━━━━━ Data for this task
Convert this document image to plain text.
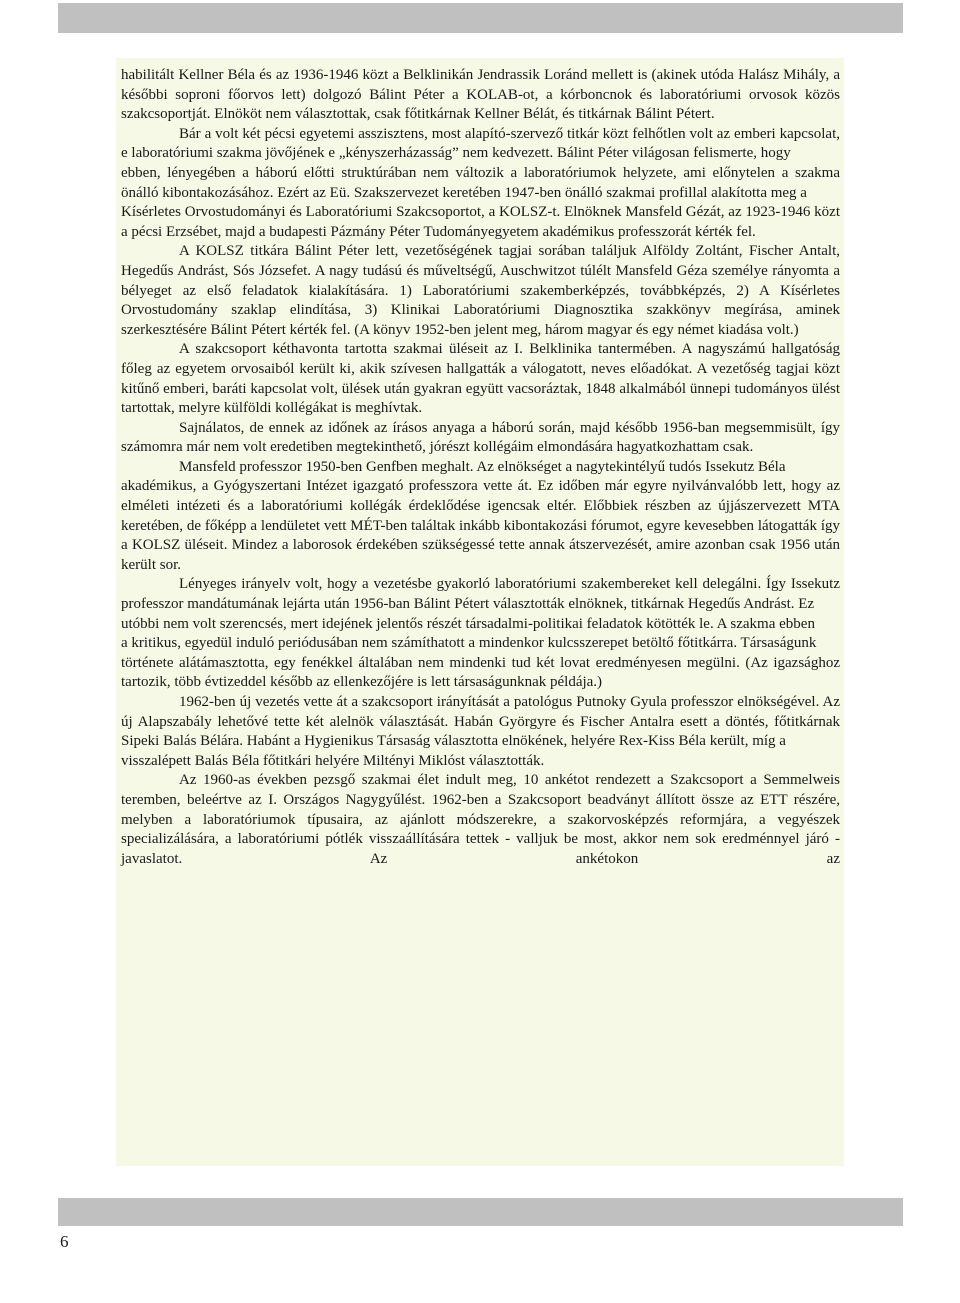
habilitált Kellner Béla és az 1936-1946 közt a Belklinikán Jendrassik Loránd mellett is (akinek utóda Halász Mihály, a későbbi soproni főorvos lett) dolgozó Bálint Péter a KOLAB-ot, a kórboncnok és laboratóriumi orvosok közös szakcsoportját. Elnököt nem választottak, csak főtitkárnak Kellner Bélát, és titkárnak Bálint Pétert.

Bár a volt két pécsi egyetemi asszisztens, most alapító-szervező titkár közt felhőtlen volt az emberi kapcsolat, e laboratóriumi szakma jövőjének e „kényszerházasság” nem kedvezett. Bálint Péter világosan felismerte, hogy

ebben, lényegében a háború előtti struktúrában nem változik a laboratóriumok helyzete, ami előnytelen a szakma önálló kibontakozásához. Ezért az Eü. Szakszervezet keretében 1947-ben önálló szakmai profillal alakította meg a

Kísérletes Orvostudományi és Laboratóriumi Szakcsoportot, a KOLSZ-t. Elnöknek Mansfeld Gézát, az 1923-1946 közt a pécsi Erzsébet, majd a budapesti Pázmány Péter Tudományegyetem akadémikus professzorát kérték fel.

A KOLSZ titkára Bálint Péter lett, vezetőségének tagjai sorában találjuk Alföldy Zoltánt, Fischer Antalt, Hegedűs Andrást, Sós Józsefet. A nagy tudású és műveltségű, Auschwitzot túlélt Mansfeld Géza személye rányomta a bélyeget az első feladatok kialakítására. 1) Laboratóriumi szakemberképzés, továbbképzés, 2) A Kísérletes Orvostudomány szaklap elindítása, 3) Klinikai Laboratóriumi Diagnosztika szakkönyv megírása, aminek szerkesztésére Bálint Pétert kérték fel. (A könyv 1952-ben jelent meg, három magyar és egy német kiadása volt.)

A szakcsoport kéthavonta tartotta szakmai üléseit az I. Belklinika tantermében. A nagyszámú hallgatóság főleg az egyetem orvosaiból került ki, akik szívesen hallgatták a válogatott, neves előadókat. A vezetőség tagjai közt kitűnő emberi, baráti kapcsolat volt, ülések után gyakran együtt vacsoráztak, 1848 alkalmából ünnepi tudományos ülést tartottak, melyre külföldi kollégákat is meghívtak.

Sajnálatos, de ennek az időnek az írásos anyaga a háború során, majd később 1956-ban megsemmisült, így számomra már nem volt eredetiben megtekinthető, jórészt kollégáim elmondására hagyatkozhattam csak.

Mansfeld professzor 1950-ben Genfben meghalt. Az elnökséget a nagytekintélyű tudós Issekutz Béla

akadémikus, a Gyógyszertani Intézet igazgató professzora vette át. Ez időben már egyre nyilvánvalóbb lett, hogy az elméleti intézeti és a laboratóriumi kollégák érdeklődése igencsak eltér. Előbbiek részben az újjászervezett MTA keretében, de főképp a lendületet vett MÉT-ben találtak inkább kibontakozási fórumot, egyre kevesebben látogatták így a KOLSZ üléseit. Mindez a laborosok érdekében szükségessé tette annak átszervezését, amire azonban csak 1956 után került sor.

Lényeges irányelv volt, hogy a vezetésbe gyakorló laboratóriumi szakembereket kell delegálni. Így Issekutz professzor mandátumának lejárta után 1956-ban Bálint Pétert választották elnöknek, titkárnak Hegedűs Andrást. Ez

utóbbi nem volt szerencsés, mert idejének jelentős részét társadalmi-politikai feladatok kötötték le. A szakma ebben

a kritikus, egyedül induló periódusában nem számíthatott a mindenkor kulcsszerepet betöltő főtitkárra. Társaságunk

története alátámasztotta, egy fenékkel általában nem mindenki tud két lovat eredményesen megülni. (Az igazsághoz tartozik, több évtizeddel később az ellenkezőjére is lett társaságunknak példája.)

1962-ben új vezetés vette át a szakcsoport irányítását a patológus Putnoky Gyula professzor elnökségével. Az új Alapszabály lehetővé tette két alelnök választását. Habán Györgyre és Fischer Antalra esett a döntés, főtitkárnak Sipeki Balás Bélára. Habánt a Hygienikus Társaság választotta elnökének, helyére Rex-Kiss Béla került, míg a

visszalépett Balás Béla főtitkári helyére Miltényi Miklóst választották.

Az 1960-as években pezsgő szakmai élet indult meg, 10 ankétot rendezett a Szakcsoport a Semmelweis teremben, beleértve az I. Országos Nagygyűlést. 1962-ben a Szakcsoport beadványt állított össze az ETT részére, melyben a laboratóriumok típusaira, az ajánlott módszerekre, a szakorvosképzés reformjára, a vegyészek specializálására, a laboratóriumi pótlék visszaállítására tettek - valljuk be most, akkor nem sok eredménnyel járó - javaslatot. Az ankétokon az

6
━━━━━━━━━━
Exercise objective =
Pick out the lines that contain "főtitkárnak" and copy them.

Reply to the task =
habilitált Kellner Béla és az 1936-1946 közt a Belklinikán Jendrassik Loránd mellett is (akinek utóda Halász Mihály, a későbbi soproni főorvos lett) dolgozó Bálint Péter a KOLAB-ot, a kórboncnok és laboratóriumi orvosok közös szakcsoportját. Elnököt nem választottak, csak főtitkárnak Kellner Bélát, és titkárnak Bálint Pétert.
1962-ben új vezetés vette át a szakcsoport irányítását a patológus Putnoky Gyula professzor elnökségével. Az új Alapszabály lehetővé tette két alelnök választását. Habán Györgyre és Fischer Antalra esett a döntés, főtitkárnak Sipeki Balás Bélára. Habánt a Hygienikus Társaság választotta elnökének, helyére Rex-Kiss Béla került, míg a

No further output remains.